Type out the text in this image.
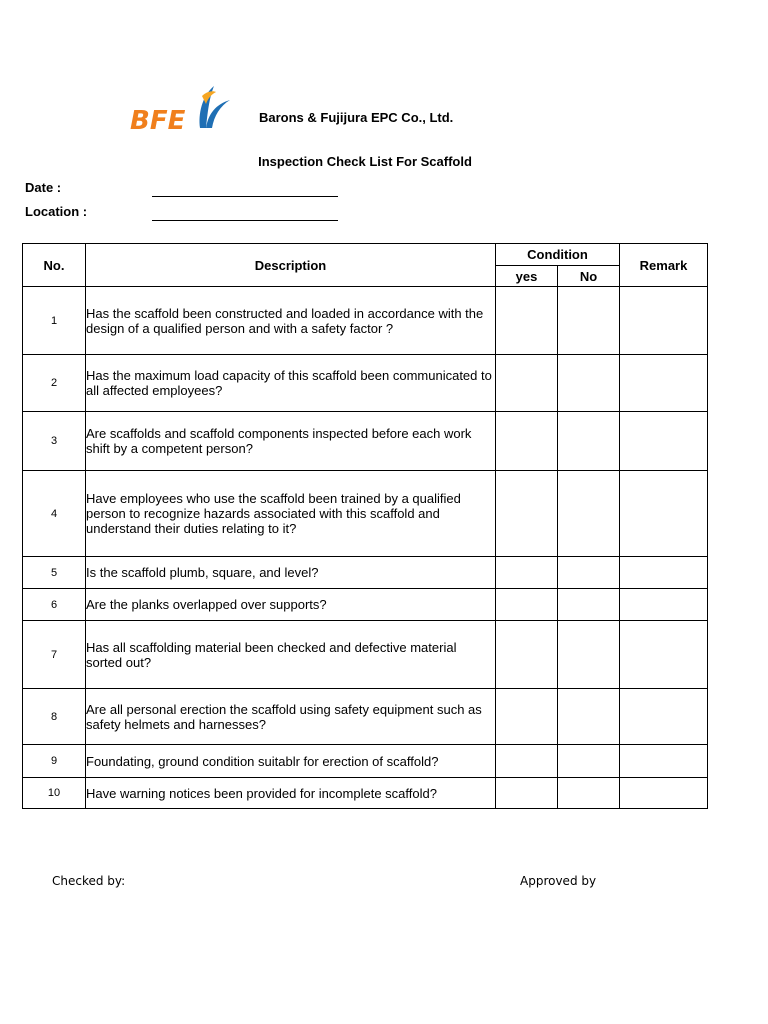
BFE	Barons & Fujijura EPC Co., Ltd.
Inspection Check List For Scaffold
Date :
Location :
No.	Description	Condition		Remark
		yes	No	
1	Has the scaffold been constructed and loaded in accordance with the design of a qualified person and with a safety factor ?			
2	Has the maximum load capacity of this scaffold been communicated to all affected employees?			
3	Are scaffolds and scaffold components inspected before each work shift by a competent person?			
4	Have employees who use the scaffold been trained by a qualified person to recognize hazards associated with this scaffold and understand their duties relating to it?			
5	Is the scaffold plumb, square, and level?			
6	Are the planks overlapped over supports?			
7	Has all scaffolding material been checked and defective material sorted out?			
8	Are all personal erection the scaffold using safety equipment such as safety helmets and harnesses?			
9	Foundating, ground condition suitablr for erection of scaffold?			
10	Have warning notices been provided for incomplete scaffold?			
Checked by:	Approved by
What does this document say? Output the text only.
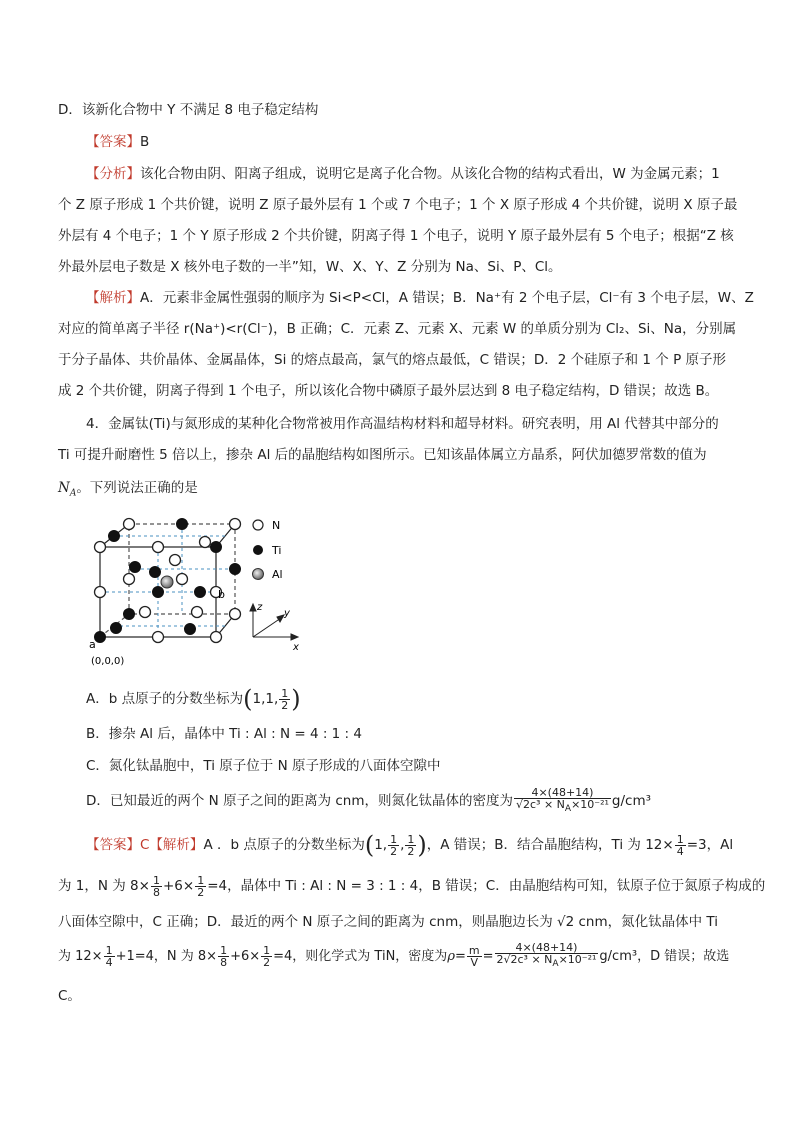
D．该新化合物中 Y 不满足 8 电子稳定结构
【答案】B
【分析】该化合物由阴、阳离子组成，说明它是离子化合物。从该化合物的结构式看出，W 为金属元素；1
个 Z 原子形成 1 个共价键，说明 Z 原子最外层有 1 个或 7 个电子；1 个 X 原子形成 4 个共价键，说明 X 原子最
外层有 4 个电子；1 个 Y 原子形成 2 个共价键，阴离子得 1 个电子，说明 Y 原子最外层有 5 个电子；根据“Z 核
外最外层电子数是 X 核外电子数的一半”知，W、X、Y、Z 分别为 Na、Si、P、Cl。
【解析】A．元素非金属性强弱的顺序为 Si<P<Cl，A 错误；B．Na⁺有 2 个电子层，Cl⁻有 3 个电子层，W、Z
对应的简单离子半径 r(Na⁺)<r(Cl⁻)，B 正确；C．元素 Z、元素 X、元素 W 的单质分别为 Cl₂、Si、Na，分别属
于分子晶体、共价晶体、金属晶体，Si 的熔点最高，氯气的熔点最低，C 错误；D．2 个硅原子和 1 个 P 原子形
成 2 个共价键，阴离子得到 1 个电子，所以该化合物中磷原子最外层达到 8 电子稳定结构，D 错误；故选 B。
4．金属钛(Ti)与氮形成的某种化合物常被用作高温结构材料和超导材料。研究表明，用 Al 代替其中部分的
Ti 可提升耐磨性 5 倍以上，掺杂 Al 后的晶胞结构如图所示。已知该晶体属立方晶系，阿伏加德罗常数的值为
$N_A$。下列说法正确的是
a
b
(0,0,0)
z
y
x
N
Ti
Al
A．b 点原子的分数坐标为(1,1, $\frac{1}{2}$ )
B．掺杂 Al 后，晶体中 Ti : Al : N = 4 : 1 : 4
C．氮化钛晶胞中，Ti 原子位于 N 原子形成的八面体空隙中
D．已知最近的两个 N 原子之间的距离为 cnm，则氮化钛晶体的密度为 $\frac{4\times(48+14)}{√2c^3 \times N_A\times 10^{-21}} g/cm^3$
【答案】C【解析】A ．b 点原子的分数坐标为(1, $\frac{1}{2}$ , $\frac{1}{2}$ )，A 错误；B．结合晶胞结构，Ti 为 $12\times \frac{1}{4} =3$，Al
为 1，N 为 $8\times \frac{1}{8} +6\times \frac{1}{2} =4$，晶体中 Ti : Al : N = 3 : 1 : 4，B 错误；C．由晶胞结构可知，钛原子位于氮原子构成的
八面体空隙中，C 正确；D．最近的两个 N 原子之间的距离为 cnm，则晶胞边长为 √2 cnm，氮化钛晶体中 Ti
为 $12\times \frac{1}{4} +1=4$，N 为 $8\times \frac{1}{8} +6\times \frac{1}{2} =4$，则化学式为 TiN，密度为$\rho= \frac{m}{V} = \frac{4\times(48+14)}{2√2c^3 \times N_A\times 10^{-21}} g/cm^3$，D 错误；故选
C。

◆ Work instructions ◆
All of the records need repeating exactly, except for the pictures.

◆ Result of the exercise ◆
Type out the text in this image.
BFE	Barons & Fujijura EPC Co., Ltd.
Inspection Check List For Scaffold
Date :
Location :
No.	Description	Condition		Remark
		yes	No	
1	Has the scaffold been constructed and loaded in accordance with the design of a qualified person and with a safety factor ?			
2	Has the maximum load capacity of this scaffold been communicated to all affected employees?			
3	Are scaffolds and scaffold components inspected before each work shift by a competent person?			
4	Have employees who use the scaffold been trained by a qualified person to recognize hazards associated with this scaffold and understand their duties relating to it?			
5	Is the scaffold plumb, square, and level?			
6	Are the planks overlapped over supports?			
7	Has all scaffolding material been checked and defective material sorted out?			
8	Are all personal erection the scaffold using safety equipment such as safety helmets and harnesses?			
9	Foundating, ground condition suitablr for erection of scaffold?			
10	Have warning notices been provided for incomplete scaffold?			
Checked by:	Approved by
What does this document say? Output the text only.
D．该新化合物中 Y 不满足 8 电子稳定结构
【答案】B
【分析】该化合物由阴、阳离子组成，说明它是离子化合物。从该化合物的结构式看出，W 为金属元素；1
个 Z 原子形成 1 个共价键，说明 Z 原子最外层有 1 个或 7 个电子；1 个 X 原子形成 4 个共价键，说明 X 原子最
外层有 4 个电子；1 个 Y 原子形成 2 个共价键，阴离子得 1 个电子，说明 Y 原子最外层有 5 个电子；根据“Z 核
外最外层电子数是 X 核外电子数的一半”知，W、X、Y、Z 分别为 Na、Si、P、Cl。
【解析】A．元素非金属性强弱的顺序为 Si<P<Cl，A 错误；B．Na⁺有 2 个电子层，Cl⁻有 3 个电子层，W、Z
对应的简单离子半径 r(Na⁺)<r(Cl⁻)，B 正确；C．元素 Z、元素 X、元素 W 的单质分别为 Cl₂、Si、Na，分别属
于分子晶体、共价晶体、金属晶体，Si 的熔点最高，氯气的熔点最低，C 错误；D．2 个硅原子和 1 个 P 原子形
成 2 个共价键，阴离子得到 1 个电子，所以该化合物中磷原子最外层达到 8 电子稳定结构，D 错误；故选 B。
4．金属钛(Ti)与氮形成的某种化合物常被用作高温结构材料和超导材料。研究表明，用 Al 代替其中部分的
Ti 可提升耐磨性 5 倍以上，掺杂 Al 后的晶胞结构如图所示。已知该晶体属立方晶系，阿伏加德罗常数的值为
$N_A$。下列说法正确的是
a
b
(0,0,0)
z
y
x
N
Ti
Al
A．b 点原子的分数坐标为(1,1, $\frac{1}{2}$ )
B．掺杂 Al 后，晶体中 Ti : Al : N = 4 : 1 : 4
C．氮化钛晶胞中，Ti 原子位于 N 原子形成的八面体空隙中
D．已知最近的两个 N 原子之间的距离为 cnm，则氮化钛晶体的密度为 $\frac{4\times(48+14)}{√2c^3 \times N_A\times 10^{-21}} g/cm^3$
【答案】C【解析】A ．b 点原子的分数坐标为(1, $\frac{1}{2}$ , $\frac{1}{2}$ )，A 错误；B．结合晶胞结构，Ti 为 $12\times \frac{1}{4} =3$，Al
为 1，N 为 $8\times \frac{1}{8} +6\times \frac{1}{2} =4$，晶体中 Ti : Al : N = 3 : 1 : 4，B 错误；C．由晶胞结构可知，钛原子位于氮原子构成的
八面体空隙中，C 正确；D．最近的两个 N 原子之间的距离为 cnm，则晶胞边长为 √2 cnm，氮化钛晶体中 Ti
为 $12\times \frac{1}{4} +1=4$，N 为 $8\times \frac{1}{8} +6\times \frac{1}{2} =4$，则化学式为 TiN，密度为$\rho= \frac{m}{V} = \frac{4\times(48+14)}{2√2c^3 \times N_A\times 10^{-21}} g/cm^3$，D 错误；故选
C。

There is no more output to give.